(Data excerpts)
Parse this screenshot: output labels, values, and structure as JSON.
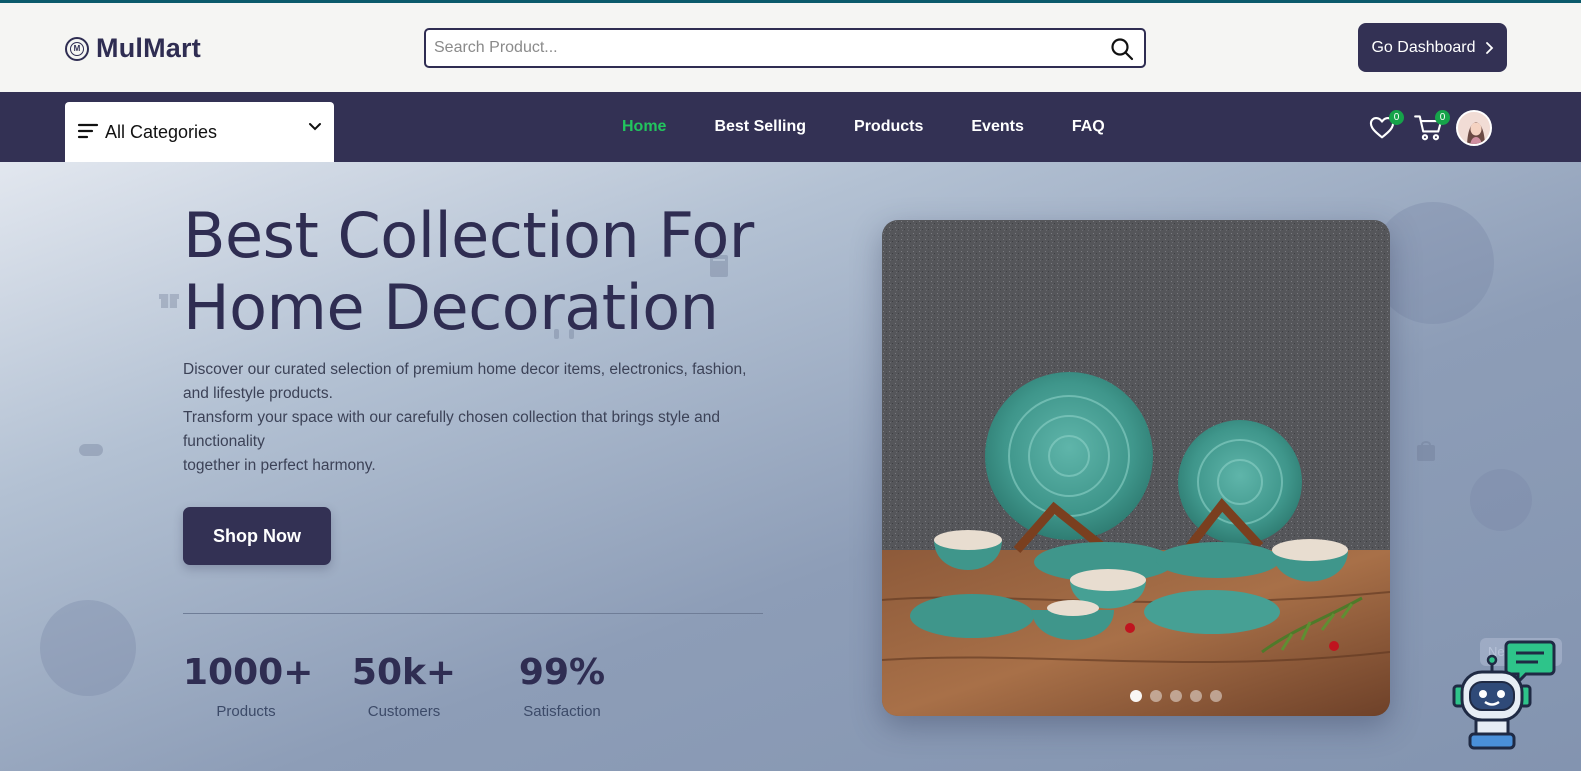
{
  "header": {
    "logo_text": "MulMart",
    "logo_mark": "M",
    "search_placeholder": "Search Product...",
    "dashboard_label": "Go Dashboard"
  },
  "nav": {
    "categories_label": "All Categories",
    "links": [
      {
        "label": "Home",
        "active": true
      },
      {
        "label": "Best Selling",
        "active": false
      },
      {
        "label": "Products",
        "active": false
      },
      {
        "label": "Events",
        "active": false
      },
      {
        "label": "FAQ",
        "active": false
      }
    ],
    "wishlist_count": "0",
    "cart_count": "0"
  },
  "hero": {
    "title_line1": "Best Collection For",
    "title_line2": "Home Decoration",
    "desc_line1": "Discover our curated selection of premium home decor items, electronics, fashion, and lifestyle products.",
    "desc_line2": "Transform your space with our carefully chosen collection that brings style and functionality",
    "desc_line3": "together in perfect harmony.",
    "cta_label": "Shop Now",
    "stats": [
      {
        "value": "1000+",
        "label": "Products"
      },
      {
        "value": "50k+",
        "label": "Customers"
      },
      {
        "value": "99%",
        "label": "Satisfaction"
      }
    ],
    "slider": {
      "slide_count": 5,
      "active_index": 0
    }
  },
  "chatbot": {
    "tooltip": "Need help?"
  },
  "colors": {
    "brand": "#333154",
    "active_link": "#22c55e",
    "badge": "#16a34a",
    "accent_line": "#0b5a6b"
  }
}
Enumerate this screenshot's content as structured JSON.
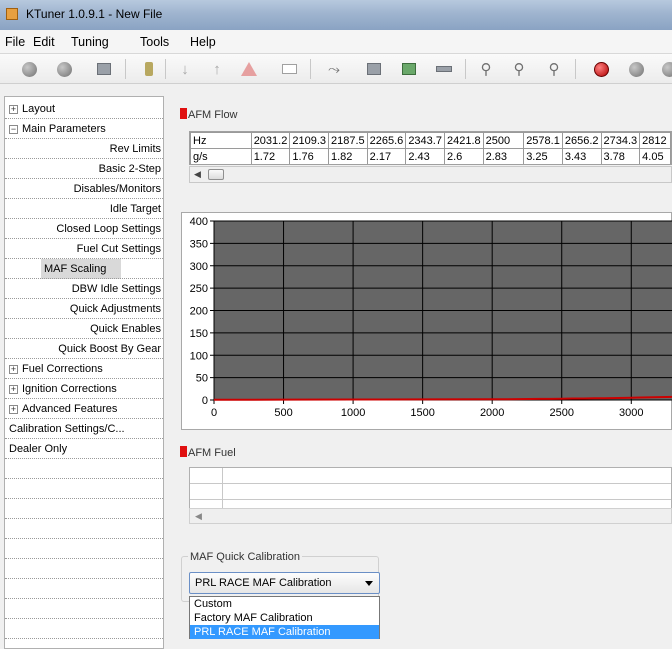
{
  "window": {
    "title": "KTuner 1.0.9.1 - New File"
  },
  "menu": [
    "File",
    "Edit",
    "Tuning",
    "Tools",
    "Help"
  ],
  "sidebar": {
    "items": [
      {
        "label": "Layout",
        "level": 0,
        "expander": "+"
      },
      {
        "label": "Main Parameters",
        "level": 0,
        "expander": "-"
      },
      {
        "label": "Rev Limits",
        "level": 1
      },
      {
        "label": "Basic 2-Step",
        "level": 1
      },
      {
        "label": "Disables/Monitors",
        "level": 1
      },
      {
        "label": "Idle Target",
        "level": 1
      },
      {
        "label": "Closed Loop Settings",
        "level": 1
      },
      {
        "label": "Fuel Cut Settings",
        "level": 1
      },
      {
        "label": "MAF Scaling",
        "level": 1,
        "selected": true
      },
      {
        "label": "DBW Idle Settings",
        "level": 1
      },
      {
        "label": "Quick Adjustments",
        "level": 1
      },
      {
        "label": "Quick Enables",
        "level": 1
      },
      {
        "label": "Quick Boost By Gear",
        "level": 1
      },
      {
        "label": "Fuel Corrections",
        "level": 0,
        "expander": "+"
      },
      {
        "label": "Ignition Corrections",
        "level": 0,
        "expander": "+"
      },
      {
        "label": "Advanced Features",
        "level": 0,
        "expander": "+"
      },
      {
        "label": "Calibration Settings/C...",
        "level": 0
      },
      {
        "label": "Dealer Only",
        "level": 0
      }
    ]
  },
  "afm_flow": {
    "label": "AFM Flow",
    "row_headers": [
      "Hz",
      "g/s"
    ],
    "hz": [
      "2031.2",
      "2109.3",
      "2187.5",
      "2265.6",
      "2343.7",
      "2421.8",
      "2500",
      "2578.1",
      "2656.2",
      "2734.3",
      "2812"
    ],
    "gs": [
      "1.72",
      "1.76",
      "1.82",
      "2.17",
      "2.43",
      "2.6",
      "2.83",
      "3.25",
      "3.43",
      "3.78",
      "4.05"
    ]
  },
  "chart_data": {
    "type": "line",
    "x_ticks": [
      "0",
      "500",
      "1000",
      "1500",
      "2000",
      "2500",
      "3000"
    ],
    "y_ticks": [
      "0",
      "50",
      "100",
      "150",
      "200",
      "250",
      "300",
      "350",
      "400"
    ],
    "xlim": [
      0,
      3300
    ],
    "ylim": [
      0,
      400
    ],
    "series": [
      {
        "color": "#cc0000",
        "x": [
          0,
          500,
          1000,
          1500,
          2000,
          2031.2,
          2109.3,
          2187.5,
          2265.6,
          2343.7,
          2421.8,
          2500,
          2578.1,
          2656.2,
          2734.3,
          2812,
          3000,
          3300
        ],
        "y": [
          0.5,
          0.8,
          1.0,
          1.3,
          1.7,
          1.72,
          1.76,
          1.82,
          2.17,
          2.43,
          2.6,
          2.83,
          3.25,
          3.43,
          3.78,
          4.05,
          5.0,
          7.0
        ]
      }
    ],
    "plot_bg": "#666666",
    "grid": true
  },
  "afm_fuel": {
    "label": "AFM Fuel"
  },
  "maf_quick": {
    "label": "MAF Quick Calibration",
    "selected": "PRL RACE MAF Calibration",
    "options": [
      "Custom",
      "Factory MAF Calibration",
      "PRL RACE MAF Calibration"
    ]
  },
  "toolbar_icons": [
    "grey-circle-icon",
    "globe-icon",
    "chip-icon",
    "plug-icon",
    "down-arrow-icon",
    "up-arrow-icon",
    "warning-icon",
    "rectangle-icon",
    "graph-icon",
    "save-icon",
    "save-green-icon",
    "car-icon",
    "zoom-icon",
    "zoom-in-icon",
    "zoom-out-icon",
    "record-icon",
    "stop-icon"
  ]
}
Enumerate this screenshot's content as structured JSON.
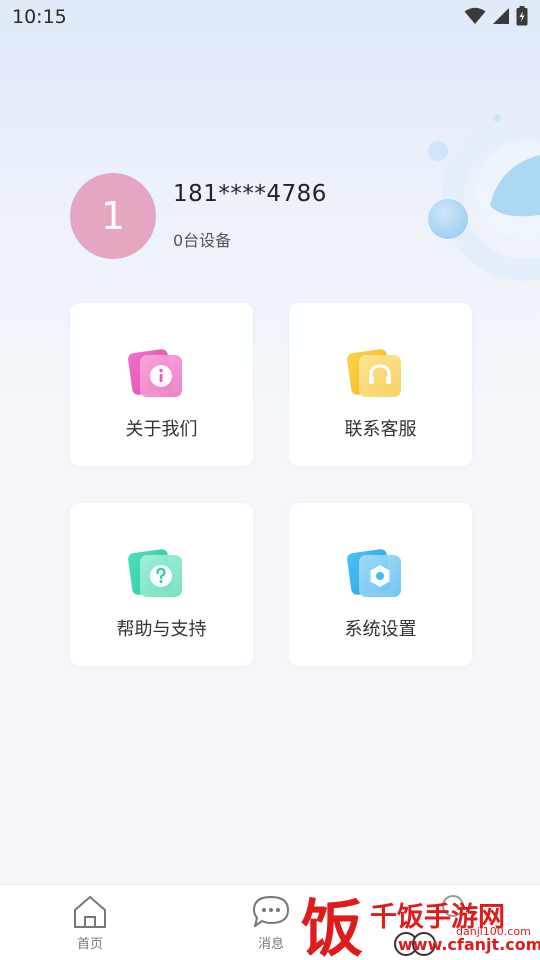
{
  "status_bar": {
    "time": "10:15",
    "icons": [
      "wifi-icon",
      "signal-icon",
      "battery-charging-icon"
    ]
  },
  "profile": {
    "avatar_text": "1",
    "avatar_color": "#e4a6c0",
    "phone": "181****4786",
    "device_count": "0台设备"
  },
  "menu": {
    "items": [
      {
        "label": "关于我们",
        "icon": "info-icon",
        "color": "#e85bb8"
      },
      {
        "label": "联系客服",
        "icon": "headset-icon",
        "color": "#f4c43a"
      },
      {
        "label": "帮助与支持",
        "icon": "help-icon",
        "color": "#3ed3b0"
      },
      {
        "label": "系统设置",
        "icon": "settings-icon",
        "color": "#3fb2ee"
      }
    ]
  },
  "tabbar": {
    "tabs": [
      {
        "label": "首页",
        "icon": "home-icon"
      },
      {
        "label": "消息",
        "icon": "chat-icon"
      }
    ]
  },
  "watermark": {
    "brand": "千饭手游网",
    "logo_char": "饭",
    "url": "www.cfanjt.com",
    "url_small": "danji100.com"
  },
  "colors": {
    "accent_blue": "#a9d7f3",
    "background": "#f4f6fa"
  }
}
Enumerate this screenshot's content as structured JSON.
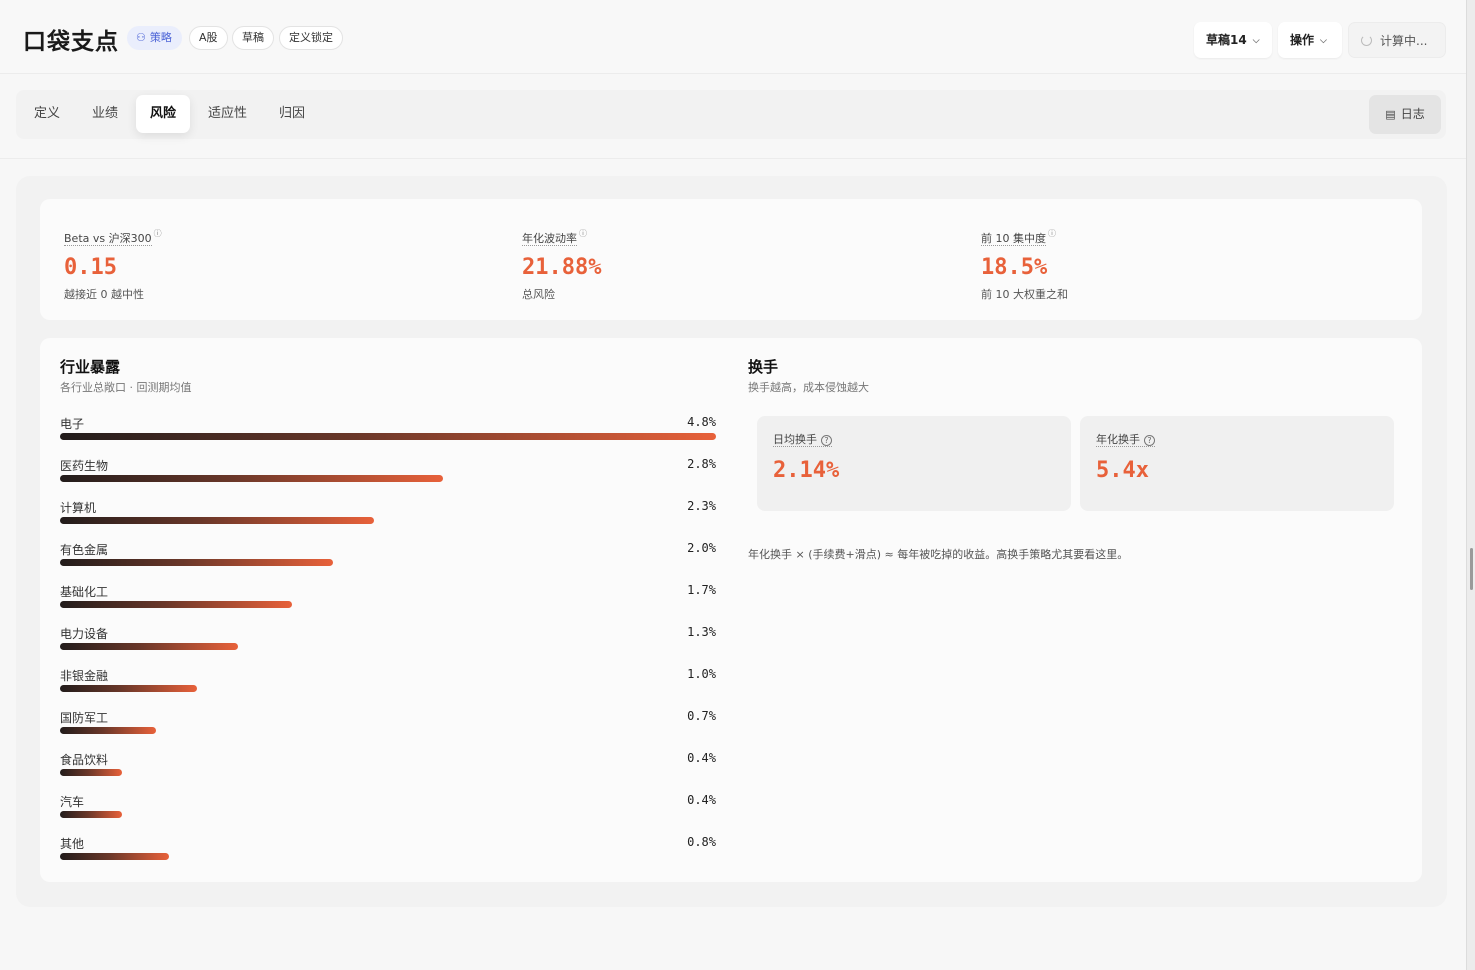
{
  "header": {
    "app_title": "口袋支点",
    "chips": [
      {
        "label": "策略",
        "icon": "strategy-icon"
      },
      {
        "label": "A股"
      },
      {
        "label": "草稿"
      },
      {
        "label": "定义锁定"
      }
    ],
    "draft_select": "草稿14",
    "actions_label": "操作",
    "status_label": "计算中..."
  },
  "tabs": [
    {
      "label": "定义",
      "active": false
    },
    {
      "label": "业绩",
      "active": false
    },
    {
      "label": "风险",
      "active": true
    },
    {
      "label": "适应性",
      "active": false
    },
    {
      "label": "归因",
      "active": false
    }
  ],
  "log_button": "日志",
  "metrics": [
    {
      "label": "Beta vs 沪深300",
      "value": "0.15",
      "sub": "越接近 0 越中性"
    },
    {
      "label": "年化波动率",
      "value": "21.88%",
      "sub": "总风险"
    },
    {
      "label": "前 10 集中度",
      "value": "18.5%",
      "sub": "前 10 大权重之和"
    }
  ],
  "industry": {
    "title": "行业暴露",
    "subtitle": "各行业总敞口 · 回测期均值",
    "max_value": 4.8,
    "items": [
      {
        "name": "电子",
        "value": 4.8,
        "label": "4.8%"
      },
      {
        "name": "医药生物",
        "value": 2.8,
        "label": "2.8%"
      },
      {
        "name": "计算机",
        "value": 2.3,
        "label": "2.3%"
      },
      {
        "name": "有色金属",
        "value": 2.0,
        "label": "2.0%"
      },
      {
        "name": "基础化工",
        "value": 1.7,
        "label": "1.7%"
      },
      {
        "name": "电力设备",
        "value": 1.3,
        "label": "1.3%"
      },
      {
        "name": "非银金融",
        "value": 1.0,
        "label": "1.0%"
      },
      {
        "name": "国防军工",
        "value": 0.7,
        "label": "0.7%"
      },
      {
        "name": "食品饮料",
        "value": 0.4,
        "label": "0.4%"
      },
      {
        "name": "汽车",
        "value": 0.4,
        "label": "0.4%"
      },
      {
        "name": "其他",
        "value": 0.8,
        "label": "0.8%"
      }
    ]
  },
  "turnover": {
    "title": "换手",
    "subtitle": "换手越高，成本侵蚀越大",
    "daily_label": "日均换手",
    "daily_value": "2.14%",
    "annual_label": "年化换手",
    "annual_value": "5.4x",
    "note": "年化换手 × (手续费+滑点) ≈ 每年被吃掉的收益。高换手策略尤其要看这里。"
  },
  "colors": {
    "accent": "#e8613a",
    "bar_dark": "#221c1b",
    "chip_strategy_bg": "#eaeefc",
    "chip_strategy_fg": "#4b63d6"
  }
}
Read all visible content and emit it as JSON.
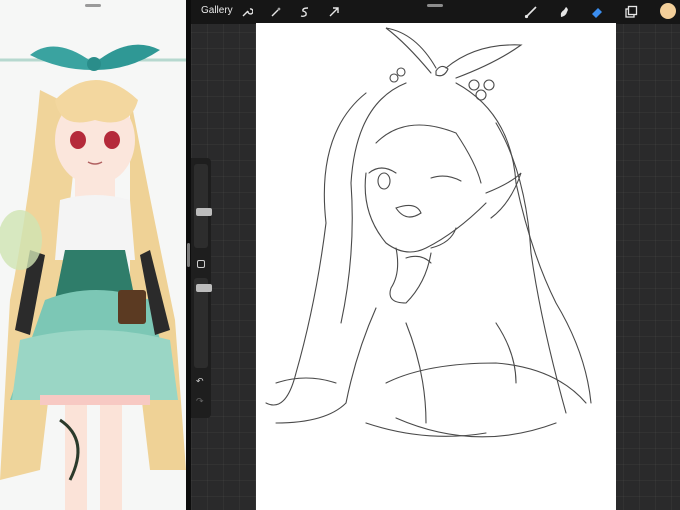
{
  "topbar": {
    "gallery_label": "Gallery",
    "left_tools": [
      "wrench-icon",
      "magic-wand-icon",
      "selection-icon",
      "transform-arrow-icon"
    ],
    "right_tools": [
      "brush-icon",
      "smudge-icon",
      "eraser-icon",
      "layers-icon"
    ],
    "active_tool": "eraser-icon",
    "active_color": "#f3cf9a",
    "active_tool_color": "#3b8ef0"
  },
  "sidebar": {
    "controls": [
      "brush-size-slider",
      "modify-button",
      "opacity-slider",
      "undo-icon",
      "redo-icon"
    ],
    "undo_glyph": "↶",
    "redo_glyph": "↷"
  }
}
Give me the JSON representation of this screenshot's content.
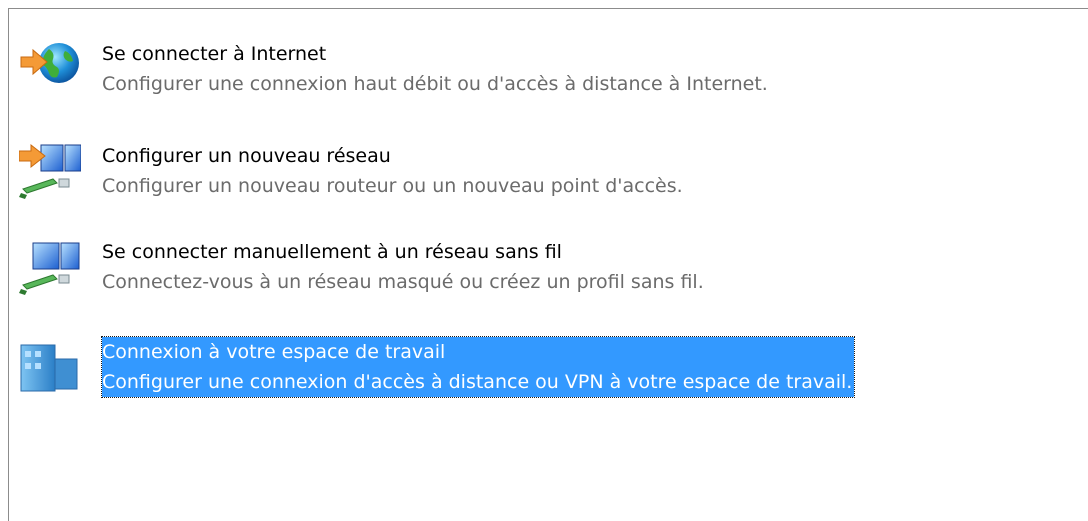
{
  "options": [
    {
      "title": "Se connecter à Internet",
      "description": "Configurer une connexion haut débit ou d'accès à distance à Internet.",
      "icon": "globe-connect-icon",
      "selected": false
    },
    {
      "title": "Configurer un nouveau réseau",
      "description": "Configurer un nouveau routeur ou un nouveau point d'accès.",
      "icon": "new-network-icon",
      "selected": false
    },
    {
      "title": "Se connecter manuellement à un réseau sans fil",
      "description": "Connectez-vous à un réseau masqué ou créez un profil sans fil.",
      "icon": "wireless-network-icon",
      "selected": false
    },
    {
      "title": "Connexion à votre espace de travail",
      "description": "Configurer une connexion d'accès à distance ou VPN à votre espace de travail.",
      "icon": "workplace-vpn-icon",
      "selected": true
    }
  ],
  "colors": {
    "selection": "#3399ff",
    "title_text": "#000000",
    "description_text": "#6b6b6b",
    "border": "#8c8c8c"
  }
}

## Directions
Repeat verbatim the range of lines that opens at the line containing "Give me the" and closes at the last line of the entries, excluding all pictures.

## Response
Give me the JSON representation of this screenshot's content.
{
  "options": [
    {
      "title": "Se connecter à Internet",
      "description": "Configurer une connexion haut débit ou d'accès à distance à Internet.",
      "icon": "globe-connect-icon",
      "selected": false
    },
    {
      "title": "Configurer un nouveau réseau",
      "description": "Configurer un nouveau routeur ou un nouveau point d'accès.",
      "icon": "new-network-icon",
      "selected": false
    },
    {
      "title": "Se connecter manuellement à un réseau sans fil",
      "description": "Connectez-vous à un réseau masqué ou créez un profil sans fil.",
      "icon": "wireless-network-icon",
      "selected": false
    },
    {
      "title": "Connexion à votre espace de travail",
      "description": "Configurer une connexion d'accès à distance ou VPN à votre espace de travail.",
      "icon": "workplace-vpn-icon",
      "selected": true
    }
  ],
  "colors": {
    "selection": "#3399ff",
    "title_text": "#000000",
    "description_text": "#6b6b6b",
    "border": "#8c8c8c"
  }
}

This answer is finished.